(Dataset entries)
□ □ □
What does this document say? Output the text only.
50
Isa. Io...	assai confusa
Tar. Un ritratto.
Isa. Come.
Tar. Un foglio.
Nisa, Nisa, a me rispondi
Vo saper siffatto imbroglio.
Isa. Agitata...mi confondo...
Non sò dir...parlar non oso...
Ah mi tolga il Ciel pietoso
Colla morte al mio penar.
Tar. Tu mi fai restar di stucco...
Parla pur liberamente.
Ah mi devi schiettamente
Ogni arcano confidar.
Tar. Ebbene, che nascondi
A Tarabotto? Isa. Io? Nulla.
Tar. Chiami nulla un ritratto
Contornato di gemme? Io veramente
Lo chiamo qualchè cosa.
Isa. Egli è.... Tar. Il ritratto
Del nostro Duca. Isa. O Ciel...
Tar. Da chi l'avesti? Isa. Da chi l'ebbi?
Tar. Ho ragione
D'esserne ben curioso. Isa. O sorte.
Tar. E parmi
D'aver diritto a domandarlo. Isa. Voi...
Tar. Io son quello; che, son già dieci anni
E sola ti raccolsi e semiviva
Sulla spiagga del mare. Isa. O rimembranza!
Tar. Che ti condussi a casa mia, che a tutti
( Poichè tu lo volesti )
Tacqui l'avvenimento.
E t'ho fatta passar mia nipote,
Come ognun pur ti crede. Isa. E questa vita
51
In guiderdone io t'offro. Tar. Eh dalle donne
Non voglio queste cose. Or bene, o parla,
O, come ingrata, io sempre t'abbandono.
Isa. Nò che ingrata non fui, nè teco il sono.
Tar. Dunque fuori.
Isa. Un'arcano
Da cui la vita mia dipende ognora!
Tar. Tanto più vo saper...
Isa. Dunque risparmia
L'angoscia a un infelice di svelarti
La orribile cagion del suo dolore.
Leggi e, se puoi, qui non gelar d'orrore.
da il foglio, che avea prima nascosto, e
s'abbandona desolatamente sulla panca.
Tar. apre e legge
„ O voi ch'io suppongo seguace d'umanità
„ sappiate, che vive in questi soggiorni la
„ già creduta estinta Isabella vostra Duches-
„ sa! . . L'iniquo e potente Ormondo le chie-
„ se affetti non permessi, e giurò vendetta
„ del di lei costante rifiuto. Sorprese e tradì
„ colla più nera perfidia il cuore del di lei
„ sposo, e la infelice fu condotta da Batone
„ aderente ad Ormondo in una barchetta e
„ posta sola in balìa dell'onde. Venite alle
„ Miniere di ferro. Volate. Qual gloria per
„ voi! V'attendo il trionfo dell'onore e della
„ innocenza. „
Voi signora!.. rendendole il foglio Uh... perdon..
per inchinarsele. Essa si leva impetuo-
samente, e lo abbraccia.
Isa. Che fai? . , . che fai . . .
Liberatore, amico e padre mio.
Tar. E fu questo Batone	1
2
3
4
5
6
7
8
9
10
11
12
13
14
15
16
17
□ □ □
-- Exercise --
Output the lines above verbatim and in full.

-- Written answer --
What does this document say? Output the text only.
50
Isa. Io...	assai confusa
Tar. Un ritratto.
Isa. Come.
Tar. Un foglio.
Nisa, Nisa, a me rispondi
Vo saper siffatto imbroglio.
Isa. Agitata...mi confondo...
Non sò dir...parlar non oso...
Ah mi tolga il Ciel pietoso
Colla morte al mio penar.
Tar. Tu mi fai restar di stucco...
Parla pur liberamente.
Ah mi devi schiettamente
Ogni arcano confidar.
Tar. Ebbene, che nascondi
A Tarabotto? Isa. Io? Nulla.
Tar. Chiami nulla un ritratto
Contornato di gemme? Io veramente
Lo chiamo qualchè cosa.
Isa. Egli è.... Tar. Il ritratto
Del nostro Duca. Isa. O Ciel...
Tar. Da chi l'avesti? Isa. Da chi l'ebbi?
Tar. Ho ragione
D'esserne ben curioso. Isa. O sorte.
Tar. E parmi
D'aver diritto a domandarlo. Isa. Voi...
Tar. Io son quello; che, son già dieci anni
E sola ti raccolsi e semiviva
Sulla spiagga del mare. Isa. O rimembranza!
Tar. Che ti condussi a casa mia, che a tutti
( Poichè tu lo volesti )
Tacqui l'avvenimento.
E t'ho fatta passar mia nipote,
Come ognun pur ti crede. Isa. E questa vita
51
In guiderdone io t'offro. Tar. Eh dalle donne
Non voglio queste cose. Or bene, o parla,
O, come ingrata, io sempre t'abbandono.
Isa. Nò che ingrata non fui, nè teco il sono.
Tar. Dunque fuori.
Isa. Un'arcano
Da cui la vita mia dipende ognora!
Tar. Tanto più vo saper...
Isa. Dunque risparmia
L'angoscia a un infelice di svelarti
La orribile cagion del suo dolore.
Leggi e, se puoi, qui non gelar d'orrore.
da il foglio, che avea prima nascosto, e
s'abbandona desolatamente sulla panca.
Tar. apre e legge
„ O voi ch'io suppongo seguace d'umanità
„ sappiate, che vive in questi soggiorni la
„ già creduta estinta Isabella vostra Duches-
„ sa! . . L'iniquo e potente Ormondo le chie-
„ se affetti non permessi, e giurò vendetta
„ del di lei costante rifiuto. Sorprese e tradì
„ colla più nera perfidia il cuore del di lei
„ sposo, e la infelice fu condotta da Batone
„ aderente ad Ormondo in una barchetta e
„ posta sola in balìa dell'onde. Venite alle
„ Miniere di ferro. Volate. Qual gloria per
„ voi! V'attendo il trionfo dell'onore e della
„ innocenza. „
Voi signora!.. rendendole il foglio Uh... perdon..
per inchinarsele. Essa si leva impetuo-
samente, e lo abbraccia.
Isa. Che fai? . , . che fai . . .
Liberatore, amico e padre mio.
Tar. E fu questo Batone	1
2
3
4
5
6
7
8
9
10
11
12
13
14
15
16
17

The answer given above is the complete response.